SELECTED PASSAGE:

§ §

More than 100 independent truckers gathered in front of the Port of Oakland’s terminals April 30 to protest rising fuel prices and shrinking paychecks, and vowed to return until their demands are met, the Contra Costa Timesreported.

The demonstration, part of a grassroots campaign with similar rallies in Los Angeles and Lathrop in San Joaquin County, slowed traffic to the nation’s fourth-busiest port to a trickle, the paper reported.

Warned about the demonstrations in advance, APL, a shipping company, prepared by asking its customers to pick up and drop off their loads by April 29.

"As far as operations are concerned, they're not affected at all," said Scott Dailey, director of corporate communications for APL.

However, the situation could shift this week.

Starting May 3, Union Pacific, which operates the nation’s largest railroad, will stop accepting cargo bound for Oakland and Los Angeles so containers do not pile up and bottleneck the railroad’s operations, said John Bromley, a spokesman for Union Pacific. Union Pacific will continue the embargo until the protests end or some resolution is reached.

§ §

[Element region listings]
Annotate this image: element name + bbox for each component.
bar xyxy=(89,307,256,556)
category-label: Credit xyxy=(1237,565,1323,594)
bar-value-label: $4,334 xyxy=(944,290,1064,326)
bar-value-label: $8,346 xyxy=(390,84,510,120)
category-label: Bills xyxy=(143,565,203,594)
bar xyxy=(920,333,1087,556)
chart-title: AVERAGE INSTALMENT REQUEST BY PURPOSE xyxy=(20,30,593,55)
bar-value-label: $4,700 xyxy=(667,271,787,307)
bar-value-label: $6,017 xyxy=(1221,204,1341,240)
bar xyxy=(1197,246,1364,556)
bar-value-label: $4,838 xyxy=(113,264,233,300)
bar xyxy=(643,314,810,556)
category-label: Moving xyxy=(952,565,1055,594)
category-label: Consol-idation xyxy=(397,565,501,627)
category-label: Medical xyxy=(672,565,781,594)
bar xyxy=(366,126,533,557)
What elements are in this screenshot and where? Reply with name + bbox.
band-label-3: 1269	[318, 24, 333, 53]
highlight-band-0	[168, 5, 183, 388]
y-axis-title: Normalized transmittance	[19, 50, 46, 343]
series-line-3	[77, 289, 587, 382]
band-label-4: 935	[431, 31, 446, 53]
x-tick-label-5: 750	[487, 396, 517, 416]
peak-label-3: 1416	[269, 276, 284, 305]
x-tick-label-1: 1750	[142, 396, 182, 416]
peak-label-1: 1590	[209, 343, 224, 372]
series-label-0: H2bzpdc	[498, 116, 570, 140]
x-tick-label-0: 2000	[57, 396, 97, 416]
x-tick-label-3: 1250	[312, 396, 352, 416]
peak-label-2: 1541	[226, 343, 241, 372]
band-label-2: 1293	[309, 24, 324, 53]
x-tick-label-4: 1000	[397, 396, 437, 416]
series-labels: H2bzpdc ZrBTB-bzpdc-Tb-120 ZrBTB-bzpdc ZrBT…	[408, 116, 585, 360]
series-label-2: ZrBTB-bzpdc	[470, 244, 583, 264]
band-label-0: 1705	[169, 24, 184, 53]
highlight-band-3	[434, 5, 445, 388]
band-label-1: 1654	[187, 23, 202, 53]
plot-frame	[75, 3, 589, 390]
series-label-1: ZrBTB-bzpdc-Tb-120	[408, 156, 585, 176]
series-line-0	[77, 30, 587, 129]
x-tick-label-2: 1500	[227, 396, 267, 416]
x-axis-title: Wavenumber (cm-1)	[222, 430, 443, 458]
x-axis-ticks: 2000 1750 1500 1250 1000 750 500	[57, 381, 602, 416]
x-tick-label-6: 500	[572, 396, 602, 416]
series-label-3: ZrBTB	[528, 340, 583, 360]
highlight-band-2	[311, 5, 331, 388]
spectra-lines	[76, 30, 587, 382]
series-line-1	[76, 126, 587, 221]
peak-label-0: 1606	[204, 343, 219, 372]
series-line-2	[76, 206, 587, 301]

§ §

JOB 1:
In the article on the truckers' protest at the Port of Oakland, what was the deadline APL gave its customers to pick up and drop off their loads?
JOB 2:
Shorten the paragraph of the truckers' protest article that begins "Starting May 3, Union Pacific" into a short bulleted list that keeps its main facts.
JOB 3:
Pick up the article on the truckers' protest at the Port of Oakland after its last sentence and carry it on.

REPLY 1:
April 29

REPLY 2:
- From May 3, Union Pacific, the nation's largest railroad, will stop accepting cargo bound for Oakland and Los Angeles.
- The goal is to keep containers from piling up and bottlenecking the railroad's operations, according to spokesman John Bromley.
- The embargo will last until the protests end or some resolution is reached.

REPLY 3:
"We're pretty helpless in this situation," Bromley said.

The truckers stopped working at Union Pacific’s Lathrop facility last week. About 30 percent of the normal work is getting done there, Bromley said.

Dimas Encarncion hauled a truckload of cargo from Oakland to Los Angeles this week, a 16-hour round trip for which he was paid $800. But of that $800, Encarncion estimates he kept only about $300. The rest went to fuel – about $300, double its usual cost – as well as registration, cargo insurance, truck maintenance and other expenses that have also risen in recent years, the paper reported.

At the same time, shipping lines have cut the rates they pay him and other truckers, shrinking their profits further, he and other truckers said.

"I have to work more to cover all my payments," the San Leandro, CA, father of two said.

Volatile fuel prices have plagued truckers for over three decades. Nationally diesel fuel prices reached an all time high triggering a recession in trucking in March of 2000. Fuel prices set a new all time high nationally in 2003. Fuel prices in California are currently at their highest ever.

The Owner-Operator Independent Drivers Association is urging lawmakers in Washington, DC, to pass fuel surcharge legislation that will provide a permanent fix to this problem. While some lawmakers may still be hesitant to recognize this situation as something that needs a legislative fix, OOIDA says, the choice to ignore high fuel prices that bankrupt truckers comes with perils for more than just small-business truckers.

"The entire economic recovery for the nation may well be set back or stalled," said Todd Spencer, executive vice president of OOIDA.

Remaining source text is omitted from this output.